**Activity 1**
Decide whether each statement agrees with the global public health essay below, answering yes or no and quoting the exact words that settle it. (a) Medical Economics puts the number of physicians needed at 6.8 million across 138 countries. (b) The essay names four reasons for the challenges it describes. (c) Years of life lived with disability in low- and middle-income countries reach up to 107 million each year.
**Activity 2**
According to the global public health essay below, which two conditions account for most of the years of life lived with disability?

**Source document**
"""

Challenges In Global Public Health

Anthony Vega
ILLUMINATION’S MIRROR
4 min readJan 18, 2023
Photo by Nathan Dumlao on Unsplash

We live in an environment where our health doesn’t need to be sacrificed because of our public health system. When we go to the doctor we don’t have to worry if the hospital doesn’t have enough doctors or resources to treat us. Our country has advanced procedures that can help cure us of the harshest of diseases. This is not the reality for people living in other countries that don’t provide health that is accessible and of sufficient quality for their citizens. So they have to work with what they do have and that is all that the patients can receive. This puts the doctors in situations where sacrifices have to be made in emergency situations. This creates challenges for everyone involved, even the patients because of the lack of accessibility.

This is caused by three reasons; some patients are prioritized over others, standard procedures are changed, and untreatable patients are ignored.

Other countries lack accessibility to doctors which causes some patients to be prioritized over others in an emergent setting because of the lack of doctors and resources available. Medical Economics states that 6.8 million physicians are needed across 138 countries. This shows how there is a clear lack of doctors to treat these patients. As a result, the doctors have to decide which patients to prioritize. Though this doesn’t result in patients being neglected most times, instead, this isn’t something that is normal in countries with good healthcare. Instead, countries without good healthcare or like in the video have an abundance of patients from the war that a couple of doctors can’t treat at once. This doesn’t just happen in emergent situations. “between 5.7 and 8.4 million deaths are attributed to poor-quality care each year in low- and middle-income countries (LMICs), and years of life lived with disability amount up to 107 million annually, primarily among those living with mental illness and untreated diabetes ” (Crossing the Global Quality Chasm: Improving Health Care Worldwide). This shows how because of poor health infrastructure in a country some citizens don’t have access to the medications (resources) that are needed to treat their condition. This results in some people getting the medication but others not because of the shortage.

"""

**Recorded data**
"""

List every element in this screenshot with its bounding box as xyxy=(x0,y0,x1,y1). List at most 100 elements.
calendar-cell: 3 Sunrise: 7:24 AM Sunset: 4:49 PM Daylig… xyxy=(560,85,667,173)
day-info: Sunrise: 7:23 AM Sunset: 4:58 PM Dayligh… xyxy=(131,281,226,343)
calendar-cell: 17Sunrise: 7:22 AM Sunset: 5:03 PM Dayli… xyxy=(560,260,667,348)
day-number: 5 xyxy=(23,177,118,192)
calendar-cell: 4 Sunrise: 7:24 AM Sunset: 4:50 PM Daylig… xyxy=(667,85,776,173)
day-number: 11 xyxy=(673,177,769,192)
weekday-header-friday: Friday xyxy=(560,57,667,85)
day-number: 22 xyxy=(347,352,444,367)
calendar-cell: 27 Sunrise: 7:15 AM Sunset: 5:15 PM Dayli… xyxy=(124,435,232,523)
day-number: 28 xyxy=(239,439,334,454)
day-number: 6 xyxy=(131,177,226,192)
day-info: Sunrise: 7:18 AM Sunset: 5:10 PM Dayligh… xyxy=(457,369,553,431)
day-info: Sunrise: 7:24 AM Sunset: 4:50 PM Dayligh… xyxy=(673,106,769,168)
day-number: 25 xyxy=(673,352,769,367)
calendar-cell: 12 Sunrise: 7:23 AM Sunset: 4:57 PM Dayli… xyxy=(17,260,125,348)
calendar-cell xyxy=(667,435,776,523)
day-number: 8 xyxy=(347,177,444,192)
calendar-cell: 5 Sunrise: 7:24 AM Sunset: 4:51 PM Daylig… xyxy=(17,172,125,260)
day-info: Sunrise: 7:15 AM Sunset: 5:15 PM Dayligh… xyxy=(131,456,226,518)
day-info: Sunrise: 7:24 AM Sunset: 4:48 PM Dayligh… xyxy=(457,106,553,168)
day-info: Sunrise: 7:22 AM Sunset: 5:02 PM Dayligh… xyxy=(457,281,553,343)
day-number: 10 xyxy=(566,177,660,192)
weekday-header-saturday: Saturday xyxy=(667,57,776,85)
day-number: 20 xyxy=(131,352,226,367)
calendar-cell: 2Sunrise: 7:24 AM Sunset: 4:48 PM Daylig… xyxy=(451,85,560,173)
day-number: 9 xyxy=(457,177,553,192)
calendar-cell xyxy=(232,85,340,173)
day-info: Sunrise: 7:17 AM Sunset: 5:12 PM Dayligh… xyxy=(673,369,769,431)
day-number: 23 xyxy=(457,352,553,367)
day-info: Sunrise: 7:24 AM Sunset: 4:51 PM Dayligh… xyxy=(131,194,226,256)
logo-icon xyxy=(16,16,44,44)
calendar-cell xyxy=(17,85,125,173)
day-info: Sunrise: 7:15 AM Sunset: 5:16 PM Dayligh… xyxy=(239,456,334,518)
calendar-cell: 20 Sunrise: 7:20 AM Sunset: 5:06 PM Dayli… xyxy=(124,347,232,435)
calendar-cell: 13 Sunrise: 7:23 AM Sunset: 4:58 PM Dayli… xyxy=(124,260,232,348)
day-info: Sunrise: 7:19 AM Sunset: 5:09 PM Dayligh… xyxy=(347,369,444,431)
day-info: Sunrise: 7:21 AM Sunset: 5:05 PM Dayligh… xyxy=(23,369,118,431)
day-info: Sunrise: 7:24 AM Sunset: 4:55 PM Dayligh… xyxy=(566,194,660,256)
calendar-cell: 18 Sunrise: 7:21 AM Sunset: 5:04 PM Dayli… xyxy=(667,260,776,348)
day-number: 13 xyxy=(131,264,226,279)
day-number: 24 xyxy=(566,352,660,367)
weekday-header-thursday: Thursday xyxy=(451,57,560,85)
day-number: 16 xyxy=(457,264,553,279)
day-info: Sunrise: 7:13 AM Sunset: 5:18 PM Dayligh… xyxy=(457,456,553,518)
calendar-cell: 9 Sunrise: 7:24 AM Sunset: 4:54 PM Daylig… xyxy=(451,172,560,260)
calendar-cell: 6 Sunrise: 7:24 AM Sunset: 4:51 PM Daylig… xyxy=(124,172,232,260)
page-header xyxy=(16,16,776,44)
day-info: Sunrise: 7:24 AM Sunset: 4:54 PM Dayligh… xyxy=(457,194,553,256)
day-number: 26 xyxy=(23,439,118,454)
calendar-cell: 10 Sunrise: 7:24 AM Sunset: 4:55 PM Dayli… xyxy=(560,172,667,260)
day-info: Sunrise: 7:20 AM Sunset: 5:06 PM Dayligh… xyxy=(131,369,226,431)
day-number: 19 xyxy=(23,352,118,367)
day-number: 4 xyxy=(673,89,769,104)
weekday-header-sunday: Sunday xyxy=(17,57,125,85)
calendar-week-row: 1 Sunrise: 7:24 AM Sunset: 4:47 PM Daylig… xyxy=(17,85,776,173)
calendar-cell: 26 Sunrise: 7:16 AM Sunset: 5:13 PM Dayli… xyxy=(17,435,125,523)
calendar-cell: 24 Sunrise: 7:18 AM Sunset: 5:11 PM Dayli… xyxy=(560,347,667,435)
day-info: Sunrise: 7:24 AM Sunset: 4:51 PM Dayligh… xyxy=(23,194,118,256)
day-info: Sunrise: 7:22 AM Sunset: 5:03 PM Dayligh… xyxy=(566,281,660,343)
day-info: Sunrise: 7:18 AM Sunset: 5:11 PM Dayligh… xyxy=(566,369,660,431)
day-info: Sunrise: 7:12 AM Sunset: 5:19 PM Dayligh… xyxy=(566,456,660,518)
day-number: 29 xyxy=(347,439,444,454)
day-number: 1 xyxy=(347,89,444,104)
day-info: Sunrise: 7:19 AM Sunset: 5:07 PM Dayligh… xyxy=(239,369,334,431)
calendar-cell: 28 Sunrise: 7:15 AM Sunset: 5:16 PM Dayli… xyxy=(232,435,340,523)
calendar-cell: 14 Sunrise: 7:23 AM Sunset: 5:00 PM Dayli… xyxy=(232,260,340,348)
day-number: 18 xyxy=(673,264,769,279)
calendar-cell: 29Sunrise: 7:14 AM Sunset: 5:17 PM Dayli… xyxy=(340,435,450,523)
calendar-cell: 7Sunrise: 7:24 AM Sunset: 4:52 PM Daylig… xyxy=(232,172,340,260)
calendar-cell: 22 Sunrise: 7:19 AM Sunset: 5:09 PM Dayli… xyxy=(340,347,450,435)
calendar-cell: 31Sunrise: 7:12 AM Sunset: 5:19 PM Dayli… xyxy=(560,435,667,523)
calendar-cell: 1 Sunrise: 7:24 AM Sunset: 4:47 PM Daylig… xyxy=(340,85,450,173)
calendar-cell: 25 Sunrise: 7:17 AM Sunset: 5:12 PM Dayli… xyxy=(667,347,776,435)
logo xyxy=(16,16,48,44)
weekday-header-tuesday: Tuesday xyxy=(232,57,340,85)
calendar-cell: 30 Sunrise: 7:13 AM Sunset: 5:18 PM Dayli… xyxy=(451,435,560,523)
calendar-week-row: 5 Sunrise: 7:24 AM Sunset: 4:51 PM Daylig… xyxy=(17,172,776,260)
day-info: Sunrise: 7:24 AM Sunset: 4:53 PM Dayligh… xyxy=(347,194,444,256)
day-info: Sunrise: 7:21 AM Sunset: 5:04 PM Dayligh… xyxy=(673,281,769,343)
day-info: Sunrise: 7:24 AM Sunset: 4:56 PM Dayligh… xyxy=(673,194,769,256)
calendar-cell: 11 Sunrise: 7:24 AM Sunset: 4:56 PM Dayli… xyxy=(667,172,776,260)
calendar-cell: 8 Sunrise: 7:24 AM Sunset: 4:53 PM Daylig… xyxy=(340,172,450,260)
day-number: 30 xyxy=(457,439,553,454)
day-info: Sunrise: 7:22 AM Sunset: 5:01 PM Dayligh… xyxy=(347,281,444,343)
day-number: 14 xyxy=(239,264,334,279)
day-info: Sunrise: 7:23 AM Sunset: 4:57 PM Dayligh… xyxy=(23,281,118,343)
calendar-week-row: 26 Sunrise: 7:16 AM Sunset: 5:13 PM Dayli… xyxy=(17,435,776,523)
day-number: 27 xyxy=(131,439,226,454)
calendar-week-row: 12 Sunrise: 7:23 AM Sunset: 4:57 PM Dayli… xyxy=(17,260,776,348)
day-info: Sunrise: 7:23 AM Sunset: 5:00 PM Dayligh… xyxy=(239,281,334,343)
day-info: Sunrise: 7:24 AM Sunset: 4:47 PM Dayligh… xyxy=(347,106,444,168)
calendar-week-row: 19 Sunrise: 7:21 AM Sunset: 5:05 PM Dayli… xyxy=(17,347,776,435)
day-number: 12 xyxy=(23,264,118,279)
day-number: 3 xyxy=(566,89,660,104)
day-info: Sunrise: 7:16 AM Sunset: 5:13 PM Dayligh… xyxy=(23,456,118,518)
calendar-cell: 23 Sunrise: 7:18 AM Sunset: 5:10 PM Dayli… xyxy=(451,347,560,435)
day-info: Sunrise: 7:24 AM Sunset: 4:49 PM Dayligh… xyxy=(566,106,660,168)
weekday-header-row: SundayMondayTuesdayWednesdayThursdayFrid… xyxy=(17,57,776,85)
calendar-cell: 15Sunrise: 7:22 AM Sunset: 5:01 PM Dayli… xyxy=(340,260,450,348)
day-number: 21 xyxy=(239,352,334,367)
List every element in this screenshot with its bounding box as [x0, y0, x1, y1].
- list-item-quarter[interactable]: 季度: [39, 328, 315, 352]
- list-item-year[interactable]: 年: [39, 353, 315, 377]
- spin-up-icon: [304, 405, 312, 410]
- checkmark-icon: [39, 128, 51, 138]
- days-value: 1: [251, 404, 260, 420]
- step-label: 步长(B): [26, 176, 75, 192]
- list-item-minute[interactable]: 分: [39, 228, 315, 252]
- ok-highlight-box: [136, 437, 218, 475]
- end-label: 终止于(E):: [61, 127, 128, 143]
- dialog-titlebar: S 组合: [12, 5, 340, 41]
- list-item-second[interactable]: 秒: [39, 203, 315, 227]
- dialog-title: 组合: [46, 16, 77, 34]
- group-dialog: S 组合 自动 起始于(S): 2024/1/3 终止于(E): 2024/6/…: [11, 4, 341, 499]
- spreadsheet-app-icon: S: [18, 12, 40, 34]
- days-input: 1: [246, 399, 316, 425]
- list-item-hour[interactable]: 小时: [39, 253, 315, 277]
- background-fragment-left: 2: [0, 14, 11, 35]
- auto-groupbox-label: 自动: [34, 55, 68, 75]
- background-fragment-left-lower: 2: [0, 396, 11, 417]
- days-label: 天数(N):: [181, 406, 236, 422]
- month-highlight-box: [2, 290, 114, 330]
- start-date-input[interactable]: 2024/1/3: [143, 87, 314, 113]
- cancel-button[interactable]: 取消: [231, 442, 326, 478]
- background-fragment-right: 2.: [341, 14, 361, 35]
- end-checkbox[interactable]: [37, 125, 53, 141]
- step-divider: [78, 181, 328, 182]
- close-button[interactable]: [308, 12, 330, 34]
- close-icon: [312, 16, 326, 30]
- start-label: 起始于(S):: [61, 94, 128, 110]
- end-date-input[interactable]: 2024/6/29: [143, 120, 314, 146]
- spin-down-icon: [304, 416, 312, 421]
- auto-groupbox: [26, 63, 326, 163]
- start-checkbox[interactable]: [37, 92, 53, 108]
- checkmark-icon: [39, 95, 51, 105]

"""

**Reply 1**
(a) Yes: "Medical Economics states that 6.8 million physicians are needed across 138 countries."
(b) No: "This is caused by three reasons"
(c) Yes: "years of life lived with disability amount up to 107 million annually"

**Reply 2**
Mental illness and untreated diabetes.